**Work required**
Output every line of the data exactly as it appears.

**Given data**
---

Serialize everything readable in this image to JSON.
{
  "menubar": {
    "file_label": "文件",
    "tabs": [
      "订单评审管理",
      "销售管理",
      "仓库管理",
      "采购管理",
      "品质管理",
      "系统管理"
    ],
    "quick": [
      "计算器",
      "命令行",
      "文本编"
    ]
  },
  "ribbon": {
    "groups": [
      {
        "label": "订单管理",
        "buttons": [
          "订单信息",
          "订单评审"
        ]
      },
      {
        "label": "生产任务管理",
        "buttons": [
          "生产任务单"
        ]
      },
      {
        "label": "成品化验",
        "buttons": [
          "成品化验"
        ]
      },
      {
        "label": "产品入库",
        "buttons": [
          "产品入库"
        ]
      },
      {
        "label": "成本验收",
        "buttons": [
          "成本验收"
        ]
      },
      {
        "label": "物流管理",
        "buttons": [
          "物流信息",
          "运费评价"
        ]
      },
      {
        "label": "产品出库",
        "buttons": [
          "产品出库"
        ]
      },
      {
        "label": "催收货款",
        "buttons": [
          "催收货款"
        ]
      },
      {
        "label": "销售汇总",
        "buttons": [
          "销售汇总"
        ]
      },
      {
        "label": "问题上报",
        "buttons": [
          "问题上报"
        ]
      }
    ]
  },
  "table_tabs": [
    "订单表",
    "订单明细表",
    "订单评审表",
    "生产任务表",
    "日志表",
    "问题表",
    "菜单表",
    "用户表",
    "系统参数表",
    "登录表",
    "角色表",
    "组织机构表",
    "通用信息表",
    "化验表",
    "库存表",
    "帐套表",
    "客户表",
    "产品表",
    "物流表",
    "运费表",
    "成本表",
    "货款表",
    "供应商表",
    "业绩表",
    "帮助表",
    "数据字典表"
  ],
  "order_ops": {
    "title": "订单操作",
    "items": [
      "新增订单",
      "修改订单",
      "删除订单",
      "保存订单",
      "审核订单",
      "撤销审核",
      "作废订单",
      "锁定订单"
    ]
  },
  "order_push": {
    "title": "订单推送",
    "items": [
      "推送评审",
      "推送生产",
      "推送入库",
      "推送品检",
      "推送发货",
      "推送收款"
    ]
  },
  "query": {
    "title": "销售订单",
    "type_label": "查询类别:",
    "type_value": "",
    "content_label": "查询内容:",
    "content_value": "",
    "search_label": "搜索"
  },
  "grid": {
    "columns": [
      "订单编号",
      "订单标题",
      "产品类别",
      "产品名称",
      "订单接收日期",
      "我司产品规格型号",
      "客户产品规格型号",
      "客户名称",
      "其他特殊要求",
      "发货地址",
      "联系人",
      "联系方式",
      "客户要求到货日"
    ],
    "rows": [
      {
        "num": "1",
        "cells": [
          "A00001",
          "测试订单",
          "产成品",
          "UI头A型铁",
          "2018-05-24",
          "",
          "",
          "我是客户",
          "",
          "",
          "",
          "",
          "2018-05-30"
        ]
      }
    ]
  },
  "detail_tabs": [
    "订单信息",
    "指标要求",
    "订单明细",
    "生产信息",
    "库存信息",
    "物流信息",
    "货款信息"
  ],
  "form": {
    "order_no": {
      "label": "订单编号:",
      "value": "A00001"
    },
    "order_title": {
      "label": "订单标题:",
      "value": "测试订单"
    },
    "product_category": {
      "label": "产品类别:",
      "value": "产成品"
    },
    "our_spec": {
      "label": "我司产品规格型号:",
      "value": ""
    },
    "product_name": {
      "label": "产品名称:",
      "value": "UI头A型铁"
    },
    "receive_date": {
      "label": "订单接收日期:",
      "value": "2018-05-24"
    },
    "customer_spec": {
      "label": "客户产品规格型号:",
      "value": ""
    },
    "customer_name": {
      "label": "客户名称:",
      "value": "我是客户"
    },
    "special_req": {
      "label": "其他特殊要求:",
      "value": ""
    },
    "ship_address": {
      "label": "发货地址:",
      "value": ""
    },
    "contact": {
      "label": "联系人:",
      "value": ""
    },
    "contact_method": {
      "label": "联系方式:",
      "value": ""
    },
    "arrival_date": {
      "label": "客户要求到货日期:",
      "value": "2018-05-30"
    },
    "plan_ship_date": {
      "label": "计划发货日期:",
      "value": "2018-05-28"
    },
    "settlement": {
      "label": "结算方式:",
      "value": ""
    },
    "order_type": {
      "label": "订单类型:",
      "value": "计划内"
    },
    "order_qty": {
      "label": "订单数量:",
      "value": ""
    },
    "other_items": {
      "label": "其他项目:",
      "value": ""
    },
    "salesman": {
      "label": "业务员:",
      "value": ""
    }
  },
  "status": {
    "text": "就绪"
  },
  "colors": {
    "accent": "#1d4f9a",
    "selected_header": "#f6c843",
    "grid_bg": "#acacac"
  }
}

---

**Completed task**
Serialize everything readable in this image to JSON.
{
  "menubar": {
    "file_label": "文件",
    "tabs": [
      "订单评审管理",
      "销售管理",
      "仓库管理",
      "采购管理",
      "品质管理",
      "系统管理"
    ],
    "quick": [
      "计算器",
      "命令行",
      "文本编"
    ]
  },
  "ribbon": {
    "groups": [
      {
        "label": "订单管理",
        "buttons": [
          "订单信息",
          "订单评审"
        ]
      },
      {
        "label": "生产任务管理",
        "buttons": [
          "生产任务单"
        ]
      },
      {
        "label": "成品化验",
        "buttons": [
          "成品化验"
        ]
      },
      {
        "label": "产品入库",
        "buttons": [
          "产品入库"
        ]
      },
      {
        "label": "成本验收",
        "buttons": [
          "成本验收"
        ]
      },
      {
        "label": "物流管理",
        "buttons": [
          "物流信息",
          "运费评价"
        ]
      },
      {
        "label": "产品出库",
        "buttons": [
          "产品出库"
        ]
      },
      {
        "label": "催收货款",
        "buttons": [
          "催收货款"
        ]
      },
      {
        "label": "销售汇总",
        "buttons": [
          "销售汇总"
        ]
      },
      {
        "label": "问题上报",
        "buttons": [
          "问题上报"
        ]
      }
    ]
  },
  "table_tabs": [
    "订单表",
    "订单明细表",
    "订单评审表",
    "生产任务表",
    "日志表",
    "问题表",
    "菜单表",
    "用户表",
    "系统参数表",
    "登录表",
    "角色表",
    "组织机构表",
    "通用信息表",
    "化验表",
    "库存表",
    "帐套表",
    "客户表",
    "产品表",
    "物流表",
    "运费表",
    "成本表",
    "货款表",
    "供应商表",
    "业绩表",
    "帮助表",
    "数据字典表"
  ],
  "order_ops": {
    "title": "订单操作",
    "items": [
      "新增订单",
      "修改订单",
      "删除订单",
      "保存订单",
      "审核订单",
      "撤销审核",
      "作废订单",
      "锁定订单"
    ]
  },
  "order_push": {
    "title": "订单推送",
    "items": [
      "推送评审",
      "推送生产",
      "推送入库",
      "推送品检",
      "推送发货",
      "推送收款"
    ]
  },
  "query": {
    "title": "销售订单",
    "type_label": "查询类别:",
    "type_value": "",
    "content_label": "查询内容:",
    "content_value": "",
    "search_label": "搜索"
  },
  "grid": {
    "columns": [
      "订单编号",
      "订单标题",
      "产品类别",
      "产品名称",
      "订单接收日期",
      "我司产品规格型号",
      "客户产品规格型号",
      "客户名称",
      "其他特殊要求",
      "发货地址",
      "联系人",
      "联系方式",
      "客户要求到货日"
    ],
    "rows": [
      {
        "num": "1",
        "cells": [
          "A00001",
          "测试订单",
          "产成品",
          "UI头A型铁",
          "2018-05-24",
          "",
          "",
          "我是客户",
          "",
          "",
          "",
          "",
          "2018-05-30"
        ]
      }
    ]
  },
  "detail_tabs": [
    "订单信息",
    "指标要求",
    "订单明细",
    "生产信息",
    "库存信息",
    "物流信息",
    "货款信息"
  ],
  "form": {
    "order_no": {
      "label": "订单编号:",
      "value": "A00001"
    },
    "order_title": {
      "label": "订单标题:",
      "value": "测试订单"
    },
    "product_category": {
      "label": "产品类别:",
      "value": "产成品"
    },
    "our_spec": {
      "label": "我司产品规格型号:",
      "value": ""
    },
    "product_name": {
      "label": "产品名称:",
      "value": "UI头A型铁"
    },
    "receive_date": {
      "label": "订单接收日期:",
      "value": "2018-05-24"
    },
    "customer_spec": {
      "label": "客户产品规格型号:",
      "value": ""
    },
    "customer_name": {
      "label": "客户名称:",
      "value": "我是客户"
    },
    "special_req": {
      "label": "其他特殊要求:",
      "value": ""
    },
    "ship_address": {
      "label": "发货地址:",
      "value": ""
    },
    "contact": {
      "label": "联系人:",
      "value": ""
    },
    "contact_method": {
      "label": "联系方式:",
      "value": ""
    },
    "arrival_date": {
      "label": "客户要求到货日期:",
      "value": "2018-05-30"
    },
    "plan_ship_date": {
      "label": "计划发货日期:",
      "value": "2018-05-28"
    },
    "settlement": {
      "label": "结算方式:",
      "value": ""
    },
    "order_type": {
      "label": "订单类型:",
      "value": "计划内"
    },
    "order_qty": {
      "label": "订单数量:",
      "value": ""
    },
    "other_items": {
      "label": "其他项目:",
      "value": ""
    },
    "salesman": {
      "label": "业务员:",
      "value": ""
    }
  },
  "status": {
    "text": "就绪"
  },
  "colors": {
    "accent": "#1d4f9a",
    "selected_header": "#f6c843",
    "grid_bg": "#acacac"
  }
}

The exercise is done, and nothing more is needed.